• Work required
Render every entry verbatim.

• Task input
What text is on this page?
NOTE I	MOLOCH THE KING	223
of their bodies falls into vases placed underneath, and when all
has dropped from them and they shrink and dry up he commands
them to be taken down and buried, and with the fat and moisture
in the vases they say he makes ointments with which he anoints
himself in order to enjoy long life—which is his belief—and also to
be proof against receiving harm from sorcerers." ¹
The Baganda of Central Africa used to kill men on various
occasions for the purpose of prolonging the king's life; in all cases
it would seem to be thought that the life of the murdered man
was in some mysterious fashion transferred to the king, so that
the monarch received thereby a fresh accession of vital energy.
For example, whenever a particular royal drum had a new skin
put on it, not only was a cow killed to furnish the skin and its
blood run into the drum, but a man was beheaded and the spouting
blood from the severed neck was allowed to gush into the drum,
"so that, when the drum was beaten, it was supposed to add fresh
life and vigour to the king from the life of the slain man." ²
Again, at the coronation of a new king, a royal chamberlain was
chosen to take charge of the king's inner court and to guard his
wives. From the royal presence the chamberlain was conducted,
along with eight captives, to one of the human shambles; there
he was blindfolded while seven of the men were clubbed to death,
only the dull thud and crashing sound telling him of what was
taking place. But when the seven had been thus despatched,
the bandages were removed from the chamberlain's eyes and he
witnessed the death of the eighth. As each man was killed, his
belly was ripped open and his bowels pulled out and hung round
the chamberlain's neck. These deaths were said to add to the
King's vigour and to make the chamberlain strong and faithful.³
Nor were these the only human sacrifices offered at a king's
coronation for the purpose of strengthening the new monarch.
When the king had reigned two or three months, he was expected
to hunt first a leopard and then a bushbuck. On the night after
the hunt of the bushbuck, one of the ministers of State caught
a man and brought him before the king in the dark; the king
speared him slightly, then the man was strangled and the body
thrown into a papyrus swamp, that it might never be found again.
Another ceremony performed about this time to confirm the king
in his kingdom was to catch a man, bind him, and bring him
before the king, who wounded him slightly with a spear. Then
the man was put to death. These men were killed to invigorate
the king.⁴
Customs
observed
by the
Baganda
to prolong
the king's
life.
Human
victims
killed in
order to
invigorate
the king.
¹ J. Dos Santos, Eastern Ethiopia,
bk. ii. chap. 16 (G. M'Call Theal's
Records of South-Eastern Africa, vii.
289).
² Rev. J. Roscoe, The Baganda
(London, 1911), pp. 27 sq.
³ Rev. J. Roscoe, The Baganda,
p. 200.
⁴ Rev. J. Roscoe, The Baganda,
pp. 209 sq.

• Written answer
What text is on this page?
NOTE I	MOLOCH THE KING	223
of their bodies falls into vases placed underneath, and when all
has dropped from them and they shrink and dry up he commands
them to be taken down and buried, and with the fat and moisture
in the vases they say he makes ointments with which he anoints
himself in order to enjoy long life—which is his belief—and also to
be proof against receiving harm from sorcerers." ¹
The Baganda of Central Africa used to kill men on various
occasions for the purpose of prolonging the king's life; in all cases
it would seem to be thought that the life of the murdered man
was in some mysterious fashion transferred to the king, so that
the monarch received thereby a fresh accession of vital energy.
For example, whenever a particular royal drum had a new skin
put on it, not only was a cow killed to furnish the skin and its
blood run into the drum, but a man was beheaded and the spouting
blood from the severed neck was allowed to gush into the drum,
"so that, when the drum was beaten, it was supposed to add fresh
life and vigour to the king from the life of the slain man." ²
Again, at the coronation of a new king, a royal chamberlain was
chosen to take charge of the king's inner court and to guard his
wives. From the royal presence the chamberlain was conducted,
along with eight captives, to one of the human shambles; there
he was blindfolded while seven of the men were clubbed to death,
only the dull thud and crashing sound telling him of what was
taking place. But when the seven had been thus despatched,
the bandages were removed from the chamberlain's eyes and he
witnessed the death of the eighth. As each man was killed, his
belly was ripped open and his bowels pulled out and hung round
the chamberlain's neck. These deaths were said to add to the
King's vigour and to make the chamberlain strong and faithful.³
Nor were these the only human sacrifices offered at a king's
coronation for the purpose of strengthening the new monarch.
When the king had reigned two or three months, he was expected
to hunt first a leopard and then a bushbuck. On the night after
the hunt of the bushbuck, one of the ministers of State caught
a man and brought him before the king in the dark; the king
speared him slightly, then the man was strangled and the body
thrown into a papyrus swamp, that it might never be found again.
Another ceremony performed about this time to confirm the king
in his kingdom was to catch a man, bind him, and bring him
before the king, who wounded him slightly with a spear. Then
the man was put to death. These men were killed to invigorate
the king.⁴
Customs
observed
by the
Baganda
to prolong
the king's
life.
Human
victims
killed in
order to
invigorate
the king.
¹ J. Dos Santos, Eastern Ethiopia,
bk. ii. chap. 16 (G. M'Call Theal's
Records of South-Eastern Africa, vii.
289).
² Rev. J. Roscoe, The Baganda
(London, 1911), pp. 27 sq.
³ Rev. J. Roscoe, The Baganda,
p. 200.
⁴ Rev. J. Roscoe, The Baganda,
pp. 209 sq.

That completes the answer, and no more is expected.